■ **Directions for this task**: Copy out each line below exactly as it appears.

■ **Material shown**:
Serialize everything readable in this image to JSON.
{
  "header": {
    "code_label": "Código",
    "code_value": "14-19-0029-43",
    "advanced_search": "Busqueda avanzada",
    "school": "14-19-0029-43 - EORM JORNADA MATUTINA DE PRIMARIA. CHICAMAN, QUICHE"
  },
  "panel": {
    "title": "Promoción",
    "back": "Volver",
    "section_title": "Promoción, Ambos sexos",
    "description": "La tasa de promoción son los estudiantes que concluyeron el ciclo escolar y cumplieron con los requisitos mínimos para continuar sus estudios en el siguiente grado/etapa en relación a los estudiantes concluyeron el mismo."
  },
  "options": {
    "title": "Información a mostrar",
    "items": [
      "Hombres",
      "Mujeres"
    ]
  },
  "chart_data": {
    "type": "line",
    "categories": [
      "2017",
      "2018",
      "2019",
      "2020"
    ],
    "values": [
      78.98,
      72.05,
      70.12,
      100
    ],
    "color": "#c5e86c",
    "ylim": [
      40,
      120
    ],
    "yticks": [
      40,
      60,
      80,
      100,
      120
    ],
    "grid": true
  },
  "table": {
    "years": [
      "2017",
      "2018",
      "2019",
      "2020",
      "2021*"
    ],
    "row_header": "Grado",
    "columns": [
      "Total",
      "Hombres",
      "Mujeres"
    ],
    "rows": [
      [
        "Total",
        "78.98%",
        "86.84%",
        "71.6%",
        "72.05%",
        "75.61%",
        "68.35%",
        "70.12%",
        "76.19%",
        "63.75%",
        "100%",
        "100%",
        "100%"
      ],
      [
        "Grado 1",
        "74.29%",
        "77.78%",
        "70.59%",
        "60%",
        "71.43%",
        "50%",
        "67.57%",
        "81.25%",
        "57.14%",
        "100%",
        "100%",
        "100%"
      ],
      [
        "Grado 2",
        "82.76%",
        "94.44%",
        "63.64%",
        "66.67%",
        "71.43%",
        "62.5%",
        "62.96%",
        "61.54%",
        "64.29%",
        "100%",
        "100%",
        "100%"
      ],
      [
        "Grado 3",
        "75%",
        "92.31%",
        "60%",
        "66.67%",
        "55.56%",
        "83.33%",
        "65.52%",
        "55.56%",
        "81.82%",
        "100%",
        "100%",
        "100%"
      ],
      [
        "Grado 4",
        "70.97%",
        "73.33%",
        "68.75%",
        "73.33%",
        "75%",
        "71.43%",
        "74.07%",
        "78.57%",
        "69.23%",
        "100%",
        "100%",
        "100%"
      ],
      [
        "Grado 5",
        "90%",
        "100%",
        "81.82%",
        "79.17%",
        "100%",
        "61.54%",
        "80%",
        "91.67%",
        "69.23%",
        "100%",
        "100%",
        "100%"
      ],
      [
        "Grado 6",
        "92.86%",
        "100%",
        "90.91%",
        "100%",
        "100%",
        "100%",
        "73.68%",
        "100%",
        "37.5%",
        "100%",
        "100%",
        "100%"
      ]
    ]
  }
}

■ **Solution**:
Serialize everything readable in this image to JSON.
{
  "header": {
    "code_label": "Código",
    "code_value": "14-19-0029-43",
    "advanced_search": "Busqueda avanzada",
    "school": "14-19-0029-43 - EORM JORNADA MATUTINA DE PRIMARIA. CHICAMAN, QUICHE"
  },
  "panel": {
    "title": "Promoción",
    "back": "Volver",
    "section_title": "Promoción, Ambos sexos",
    "description": "La tasa de promoción son los estudiantes que concluyeron el ciclo escolar y cumplieron con los requisitos mínimos para continuar sus estudios en el siguiente grado/etapa en relación a los estudiantes concluyeron el mismo."
  },
  "options": {
    "title": "Información a mostrar",
    "items": [
      "Hombres",
      "Mujeres"
    ]
  },
  "chart_data": {
    "type": "line",
    "categories": [
      "2017",
      "2018",
      "2019",
      "2020"
    ],
    "values": [
      78.98,
      72.05,
      70.12,
      100
    ],
    "color": "#c5e86c",
    "ylim": [
      40,
      120
    ],
    "yticks": [
      40,
      60,
      80,
      100,
      120
    ],
    "grid": true
  },
  "table": {
    "years": [
      "2017",
      "2018",
      "2019",
      "2020",
      "2021*"
    ],
    "row_header": "Grado",
    "columns": [
      "Total",
      "Hombres",
      "Mujeres"
    ],
    "rows": [
      [
        "Total",
        "78.98%",
        "86.84%",
        "71.6%",
        "72.05%",
        "75.61%",
        "68.35%",
        "70.12%",
        "76.19%",
        "63.75%",
        "100%",
        "100%",
        "100%"
      ],
      [
        "Grado 1",
        "74.29%",
        "77.78%",
        "70.59%",
        "60%",
        "71.43%",
        "50%",
        "67.57%",
        "81.25%",
        "57.14%",
        "100%",
        "100%",
        "100%"
      ],
      [
        "Grado 2",
        "82.76%",
        "94.44%",
        "63.64%",
        "66.67%",
        "71.43%",
        "62.5%",
        "62.96%",
        "61.54%",
        "64.29%",
        "100%",
        "100%",
        "100%"
      ],
      [
        "Grado 3",
        "75%",
        "92.31%",
        "60%",
        "66.67%",
        "55.56%",
        "83.33%",
        "65.52%",
        "55.56%",
        "81.82%",
        "100%",
        "100%",
        "100%"
      ],
      [
        "Grado 4",
        "70.97%",
        "73.33%",
        "68.75%",
        "73.33%",
        "75%",
        "71.43%",
        "74.07%",
        "78.57%",
        "69.23%",
        "100%",
        "100%",
        "100%"
      ],
      [
        "Grado 5",
        "90%",
        "100%",
        "81.82%",
        "79.17%",
        "100%",
        "61.54%",
        "80%",
        "91.67%",
        "69.23%",
        "100%",
        "100%",
        "100%"
      ],
      [
        "Grado 6",
        "92.86%",
        "100%",
        "90.91%",
        "100%",
        "100%",
        "100%",
        "73.68%",
        "100%",
        "37.5%",
        "100%",
        "100%",
        "100%"
      ]
    ]
  }
}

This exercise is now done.